┌─ Input records
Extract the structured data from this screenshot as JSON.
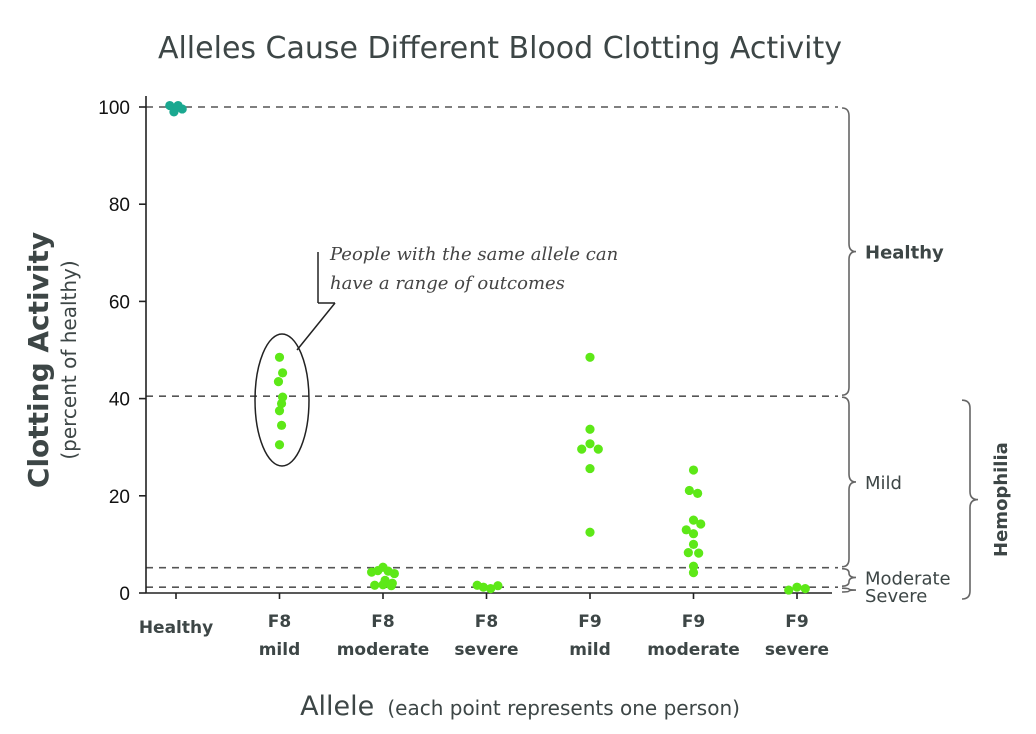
{
  "chart_data": {
    "type": "scatter",
    "title": "Alleles Cause Different Blood Clotting Activity",
    "ylabel": "Clotting Activity",
    "ylabel_sub": "(percent of healthy)",
    "xlabel": "Allele",
    "xlabel_sub": "(each point represents one person)",
    "ylim": [
      0,
      100
    ],
    "yticks": [
      0,
      20,
      40,
      60,
      80,
      100
    ],
    "grid": false,
    "categories": [
      {
        "line1": "Healthy",
        "line2": ""
      },
      {
        "line1": "F8",
        "line2": "mild"
      },
      {
        "line1": "F8",
        "line2": "moderate"
      },
      {
        "line1": "F8",
        "line2": "severe"
      },
      {
        "line1": "F9",
        "line2": "mild"
      },
      {
        "line1": "F9",
        "line2": "moderate"
      },
      {
        "line1": "F9",
        "line2": "severe"
      }
    ],
    "reference_lines": [
      100,
      40.5,
      5.2,
      1.2
    ],
    "bands": [
      {
        "label": "Healthy",
        "range": [
          40.5,
          100
        ],
        "bold": true
      },
      {
        "label": "Mild",
        "range": [
          5.2,
          40.5
        ],
        "bold": false
      },
      {
        "label": "Moderate",
        "range": [
          1.2,
          5.2
        ],
        "bold": false
      },
      {
        "label": "Severe",
        "range": [
          0,
          1.2
        ],
        "bold": false
      }
    ],
    "group_label": "Hemophilia",
    "group_range": [
      0,
      40.5
    ],
    "annotation": {
      "lines": [
        "People with the same allele can",
        "have a range of outcomes"
      ],
      "category_index": 1
    },
    "colors": {
      "healthy": "#1aa890",
      "affected": "#5de817",
      "axis": "#222222",
      "reference": "#555555"
    },
    "points": [
      {
        "cat": 0,
        "y": 100.3,
        "jitter": -0.06
      },
      {
        "cat": 0,
        "y": 99.0,
        "jitter": -0.02
      },
      {
        "cat": 0,
        "y": 100.3,
        "jitter": 0.02
      },
      {
        "cat": 0,
        "y": 99.6,
        "jitter": 0.06
      },
      {
        "cat": 1,
        "y": 48.5,
        "jitter": 0
      },
      {
        "cat": 1,
        "y": 45.3,
        "jitter": 0.03
      },
      {
        "cat": 1,
        "y": 43.5,
        "jitter": -0.01
      },
      {
        "cat": 1,
        "y": 40.3,
        "jitter": 0.03
      },
      {
        "cat": 1,
        "y": 39.0,
        "jitter": 0.02
      },
      {
        "cat": 1,
        "y": 37.5,
        "jitter": 0
      },
      {
        "cat": 1,
        "y": 34.5,
        "jitter": 0.02
      },
      {
        "cat": 1,
        "y": 30.5,
        "jitter": 0
      },
      {
        "cat": 2,
        "y": 5.3,
        "jitter": 0
      },
      {
        "cat": 2,
        "y": 4.6,
        "jitter": -0.05
      },
      {
        "cat": 2,
        "y": 4.5,
        "jitter": 0.05
      },
      {
        "cat": 2,
        "y": 4.0,
        "jitter": 0.11
      },
      {
        "cat": 2,
        "y": 4.3,
        "jitter": -0.11
      },
      {
        "cat": 2,
        "y": 2.6,
        "jitter": 0.02
      },
      {
        "cat": 2,
        "y": 2.0,
        "jitter": 0.09
      },
      {
        "cat": 2,
        "y": 1.6,
        "jitter": -0.08
      },
      {
        "cat": 2,
        "y": 1.7,
        "jitter": 0
      },
      {
        "cat": 2,
        "y": 1.5,
        "jitter": 0.08
      },
      {
        "cat": 3,
        "y": 1.6,
        "jitter": -0.09
      },
      {
        "cat": 3,
        "y": 1.2,
        "jitter": -0.03
      },
      {
        "cat": 3,
        "y": 0.9,
        "jitter": 0.04
      },
      {
        "cat": 3,
        "y": 1.5,
        "jitter": 0.11
      },
      {
        "cat": 4,
        "y": 48.5,
        "jitter": 0
      },
      {
        "cat": 4,
        "y": 33.7,
        "jitter": 0
      },
      {
        "cat": 4,
        "y": 30.7,
        "jitter": 0
      },
      {
        "cat": 4,
        "y": 29.6,
        "jitter": -0.08
      },
      {
        "cat": 4,
        "y": 29.6,
        "jitter": 0.08
      },
      {
        "cat": 4,
        "y": 25.6,
        "jitter": 0
      },
      {
        "cat": 4,
        "y": 12.5,
        "jitter": 0
      },
      {
        "cat": 5,
        "y": 25.3,
        "jitter": 0
      },
      {
        "cat": 5,
        "y": 21.1,
        "jitter": -0.04
      },
      {
        "cat": 5,
        "y": 20.5,
        "jitter": 0.04
      },
      {
        "cat": 5,
        "y": 15.0,
        "jitter": 0
      },
      {
        "cat": 5,
        "y": 14.2,
        "jitter": 0.07
      },
      {
        "cat": 5,
        "y": 13.0,
        "jitter": -0.07
      },
      {
        "cat": 5,
        "y": 12.2,
        "jitter": 0
      },
      {
        "cat": 5,
        "y": 10.0,
        "jitter": 0
      },
      {
        "cat": 5,
        "y": 8.3,
        "jitter": -0.05
      },
      {
        "cat": 5,
        "y": 8.2,
        "jitter": 0.05
      },
      {
        "cat": 5,
        "y": 5.5,
        "jitter": 0
      },
      {
        "cat": 5,
        "y": 4.2,
        "jitter": 0
      },
      {
        "cat": 6,
        "y": 0.6,
        "jitter": -0.08
      },
      {
        "cat": 6,
        "y": 1.2,
        "jitter": 0
      },
      {
        "cat": 6,
        "y": 0.9,
        "jitter": 0.08
      }
    ]
  }
}
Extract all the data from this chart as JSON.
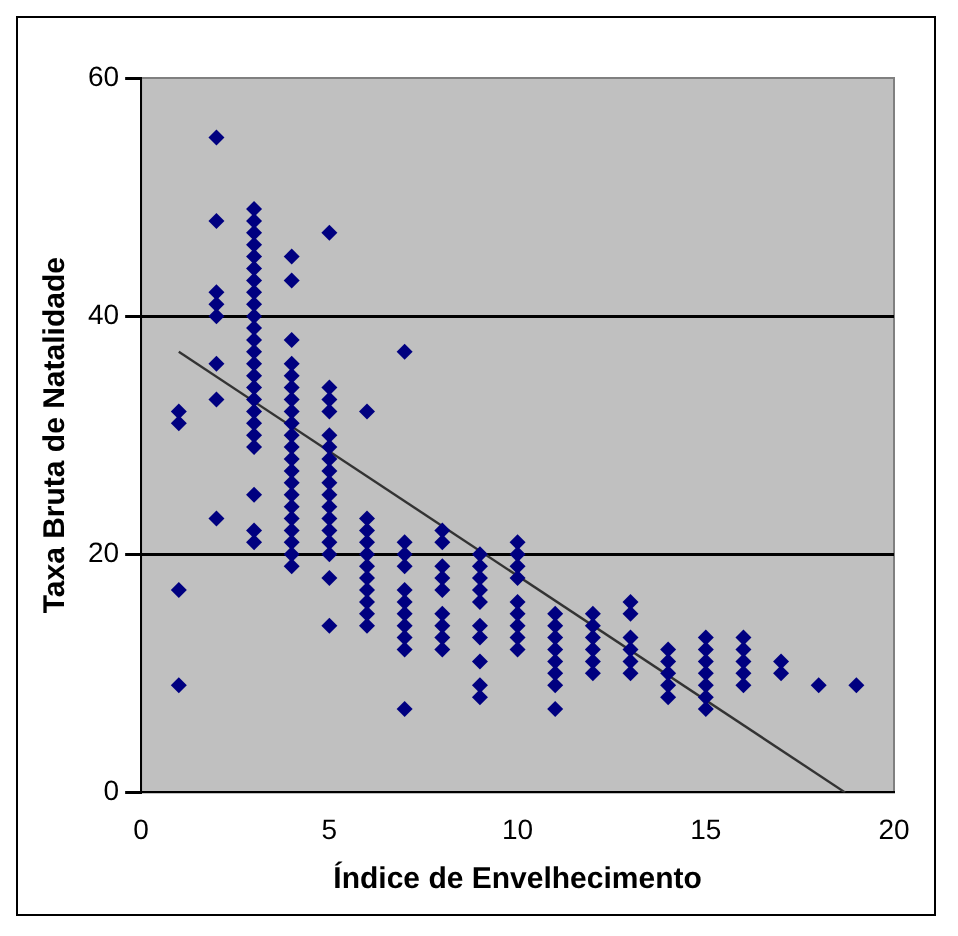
└─
What is being asked: Without the pictures, write out the whole listing above exactly as it appears.

Response to this task:
Extract the structured data from this screenshot as JSON.
{
  "chart_data": {
    "type": "scatter",
    "title": "Alleles Cause Different Blood Clotting Activity",
    "ylabel": "Clotting Activity",
    "ylabel_sub": "(percent of healthy)",
    "xlabel": "Allele",
    "xlabel_sub": "(each point represents one person)",
    "ylim": [
      0,
      100
    ],
    "yticks": [
      0,
      20,
      40,
      60,
      80,
      100
    ],
    "grid": false,
    "categories": [
      {
        "line1": "Healthy",
        "line2": ""
      },
      {
        "line1": "F8",
        "line2": "mild"
      },
      {
        "line1": "F8",
        "line2": "moderate"
      },
      {
        "line1": "F8",
        "line2": "severe"
      },
      {
        "line1": "F9",
        "line2": "mild"
      },
      {
        "line1": "F9",
        "line2": "moderate"
      },
      {
        "line1": "F9",
        "line2": "severe"
      }
    ],
    "reference_lines": [
      100,
      40.5,
      5.2,
      1.2
    ],
    "bands": [
      {
        "label": "Healthy",
        "range": [
          40.5,
          100
        ],
        "bold": true
      },
      {
        "label": "Mild",
        "range": [
          5.2,
          40.5
        ],
        "bold": false
      },
      {
        "label": "Moderate",
        "range": [
          1.2,
          5.2
        ],
        "bold": false
      },
      {
        "label": "Severe",
        "range": [
          0,
          1.2
        ],
        "bold": false
      }
    ],
    "group_label": "Hemophilia",
    "group_range": [
      0,
      40.5
    ],
    "annotation": {
      "lines": [
        "People with the same allele can",
        "have a range of outcomes"
      ],
      "category_index": 1
    },
    "colors": {
      "healthy": "#1aa890",
      "affected": "#5de817",
      "axis": "#222222",
      "reference": "#555555"
    },
    "points": [
      {
        "cat": 0,
        "y": 100.3,
        "jitter": -0.06
      },
      {
        "cat": 0,
        "y": 99.0,
        "jitter": -0.02
      },
      {
        "cat": 0,
        "y": 100.3,
        "jitter": 0.02
      },
      {
        "cat": 0,
        "y": 99.6,
        "jitter": 0.06
      },
      {
        "cat": 1,
        "y": 48.5,
        "jitter": 0
      },
      {
        "cat": 1,
        "y": 45.3,
        "jitter": 0.03
      },
      {
        "cat": 1,
        "y": 43.5,
        "jitter": -0.01
      },
      {
        "cat": 1,
        "y": 40.3,
        "jitter": 0.03
      },
      {
        "cat": 1,
        "y": 39.0,
        "jitter": 0.02
      },
      {
        "cat": 1,
        "y": 37.5,
        "jitter": 0
      },
      {
        "cat": 1,
        "y": 34.5,
        "jitter": 0.02
      },
      {
        "cat": 1,
        "y": 30.5,
        "jitter": 0
      },
      {
        "cat": 2,
        "y": 5.3,
        "jitter": 0
      },
      {
        "cat": 2,
        "y": 4.6,
        "jitter": -0.05
      },
      {
        "cat": 2,
        "y": 4.5,
        "jitter": 0.05
      },
      {
        "cat": 2,
        "y": 4.0,
        "jitter": 0.11
      },
      {
        "cat": 2,
        "y": 4.3,
        "jitter": -0.11
      },
      {
        "cat": 2,
        "y": 2.6,
        "jitter": 0.02
      },
      {
        "cat": 2,
        "y": 2.0,
        "jitter": 0.09
      },
      {
        "cat": 2,
        "y": 1.6,
        "jitter": -0.08
      },
      {
        "cat": 2,
        "y": 1.7,
        "jitter": 0
      },
      {
        "cat": 2,
        "y": 1.5,
        "jitter": 0.08
      },
      {
        "cat": 3,
        "y": 1.6,
        "jitter": -0.09
      },
      {
        "cat": 3,
        "y": 1.2,
        "jitter": -0.03
      },
      {
        "cat": 3,
        "y": 0.9,
        "jitter": 0.04
      },
      {
        "cat": 3,
        "y": 1.5,
        "jitter": 0.11
      },
      {
        "cat": 4,
        "y": 48.5,
        "jitter": 0
      },
      {
        "cat": 4,
        "y": 33.7,
        "jitter": 0
      },
      {
        "cat": 4,
        "y": 30.7,
        "jitter": 0
      },
      {
        "cat": 4,
        "y": 29.6,
        "jitter": -0.08
      },
      {
        "cat": 4,
        "y": 29.6,
        "jitter": 0.08
      },
      {
        "cat": 4,
        "y": 25.6,
        "jitter": 0
      },
      {
        "cat": 4,
        "y": 12.5,
        "jitter": 0
      },
      {
        "cat": 5,
        "y": 25.3,
        "jitter": 0
      },
      {
        "cat": 5,
        "y": 21.1,
        "jitter": -0.04
      },
      {
        "cat": 5,
        "y": 20.5,
        "jitter": 0.04
      },
      {
        "cat": 5,
        "y": 15.0,
        "jitter": 0
      },
      {
        "cat": 5,
        "y": 14.2,
        "jitter": 0.07
      },
      {
        "cat": 5,
        "y": 13.0,
        "jitter": -0.07
      },
      {
        "cat": 5,
        "y": 12.2,
        "jitter": 0
      },
      {
        "cat": 5,
        "y": 10.0,
        "jitter": 0
      },
      {
        "cat": 5,
        "y": 8.3,
        "jitter": -0.05
      },
      {
        "cat": 5,
        "y": 8.2,
        "jitter": 0.05
      },
      {
        "cat": 5,
        "y": 5.5,
        "jitter": 0
      },
      {
        "cat": 5,
        "y": 4.2,
        "jitter": 0
      },
      {
        "cat": 6,
        "y": 0.6,
        "jitter": -0.08
      },
      {
        "cat": 6,
        "y": 1.2,
        "jitter": 0
      },
      {
        "cat": 6,
        "y": 0.9,
        "jitter": 0.08
      }
    ]
  }
}
Extract all the data from this chart as JSON.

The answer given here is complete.